** Problem to work on **
Rewrite every line of the material with "JUEVES" changed to "VIERNES" wherever it occurs, leaving everything else unchanged.

** Record excerpts **
:::::

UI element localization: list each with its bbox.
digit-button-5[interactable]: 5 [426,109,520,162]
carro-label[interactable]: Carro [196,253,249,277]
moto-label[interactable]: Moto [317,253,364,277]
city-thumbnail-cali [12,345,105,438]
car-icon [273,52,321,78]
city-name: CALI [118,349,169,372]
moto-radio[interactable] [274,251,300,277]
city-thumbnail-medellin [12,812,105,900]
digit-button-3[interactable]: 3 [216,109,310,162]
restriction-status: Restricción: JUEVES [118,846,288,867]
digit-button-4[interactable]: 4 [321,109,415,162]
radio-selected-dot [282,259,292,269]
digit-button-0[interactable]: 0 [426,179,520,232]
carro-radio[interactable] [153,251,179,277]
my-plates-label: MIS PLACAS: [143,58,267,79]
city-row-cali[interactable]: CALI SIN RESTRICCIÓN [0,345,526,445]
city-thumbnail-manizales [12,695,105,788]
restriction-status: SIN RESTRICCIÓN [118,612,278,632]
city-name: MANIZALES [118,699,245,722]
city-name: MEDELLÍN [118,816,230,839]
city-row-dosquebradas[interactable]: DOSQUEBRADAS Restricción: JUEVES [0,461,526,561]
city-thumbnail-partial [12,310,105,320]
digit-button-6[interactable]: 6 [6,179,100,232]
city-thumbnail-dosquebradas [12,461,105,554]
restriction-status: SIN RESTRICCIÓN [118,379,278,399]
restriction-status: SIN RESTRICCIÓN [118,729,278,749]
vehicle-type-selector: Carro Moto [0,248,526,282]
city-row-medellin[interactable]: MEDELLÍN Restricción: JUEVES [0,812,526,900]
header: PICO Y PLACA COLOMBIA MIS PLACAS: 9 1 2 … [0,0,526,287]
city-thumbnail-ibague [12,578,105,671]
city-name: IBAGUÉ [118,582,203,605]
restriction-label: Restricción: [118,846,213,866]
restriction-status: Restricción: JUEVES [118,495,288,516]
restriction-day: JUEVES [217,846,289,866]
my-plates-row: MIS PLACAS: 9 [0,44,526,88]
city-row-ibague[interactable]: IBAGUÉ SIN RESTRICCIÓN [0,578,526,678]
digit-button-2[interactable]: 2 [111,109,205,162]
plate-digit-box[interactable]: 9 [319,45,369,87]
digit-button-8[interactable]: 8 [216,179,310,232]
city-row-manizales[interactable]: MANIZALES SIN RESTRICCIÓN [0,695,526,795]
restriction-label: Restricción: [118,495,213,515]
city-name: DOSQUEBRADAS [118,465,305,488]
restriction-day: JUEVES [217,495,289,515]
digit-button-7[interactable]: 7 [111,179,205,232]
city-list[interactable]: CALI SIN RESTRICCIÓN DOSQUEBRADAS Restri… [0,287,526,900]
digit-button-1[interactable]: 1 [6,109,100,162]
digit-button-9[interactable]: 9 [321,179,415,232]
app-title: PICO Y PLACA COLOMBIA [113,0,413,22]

:::::

** Result below **
UI element localization: list each with its bbox.
digit-button-5[interactable]: 5 [426,109,520,162]
carro-label[interactable]: Carro [196,253,249,277]
moto-label[interactable]: Moto [317,253,364,277]
city-thumbnail-cali [12,345,105,438]
car-icon [273,52,321,78]
city-name: CALI [118,349,169,372]
moto-radio[interactable] [274,251,300,277]
city-thumbnail-medellin [12,812,105,900]
digit-button-3[interactable]: 3 [216,109,310,162]
restriction-status: Restricción: VIERNES [118,846,288,867]
digit-button-4[interactable]: 4 [321,109,415,162]
radio-selected-dot [282,259,292,269]
digit-button-0[interactable]: 0 [426,179,520,232]
carro-radio[interactable] [153,251,179,277]
my-plates-label: MIS PLACAS: [143,58,267,79]
city-row-cali[interactable]: CALI SIN RESTRICCIÓN [0,345,526,445]
city-thumbnail-manizales [12,695,105,788]
restriction-status: SIN RESTRICCIÓN [118,612,278,632]
city-name: MANIZALES [118,699,245,722]
city-name: MEDELLÍN [118,816,230,839]
city-row-dosquebradas[interactable]: DOSQUEBRADAS Restricción: VIERNES [0,461,526,561]
city-thumbnail-partial [12,310,105,320]
digit-button-6[interactable]: 6 [6,179,100,232]
city-thumbnail-dosquebradas [12,461,105,554]
restriction-status: SIN RESTRICCIÓN [118,379,278,399]
restriction-status: SIN RESTRICCIÓN [118,729,278,749]
vehicle-type-selector: Carro Moto [0,248,526,282]
city-row-medellin[interactable]: MEDELLÍN Restricción: VIERNES [0,812,526,900]
header: PICO Y PLACA COLOMBIA MIS PLACAS: 9 1 2 … [0,0,526,287]
city-thumbnail-ibague [12,578,105,671]
city-name: IBAGUÉ [118,582,203,605]
restriction-label: Restricción: [118,846,213,866]
restriction-status: Restricción: VIERNES [118,495,288,516]
restriction-day: VIERNES [217,846,289,866]
my-plates-row: MIS PLACAS: 9 [0,44,526,88]
city-row-ibague[interactable]: IBAGUÉ SIN RESTRICCIÓN [0,578,526,678]
digit-button-2[interactable]: 2 [111,109,205,162]
plate-digit-box[interactable]: 9 [319,45,369,87]
digit-button-8[interactable]: 8 [216,179,310,232]
city-row-manizales[interactable]: MANIZALES SIN RESTRICCIÓN [0,695,526,795]
restriction-label: Restricción: [118,495,213,515]
city-name: DOSQUEBRADAS [118,465,305,488]
restriction-day: VIERNES [217,495,289,515]
digit-button-7[interactable]: 7 [111,179,205,232]
city-list[interactable]: CALI SIN RESTRICCIÓN DOSQUEBRADAS Restri… [0,287,526,900]
digit-button-1[interactable]: 1 [6,109,100,162]
digit-button-9[interactable]: 9 [321,179,415,232]
app-title: PICO Y PLACA COLOMBIA [113,0,413,22]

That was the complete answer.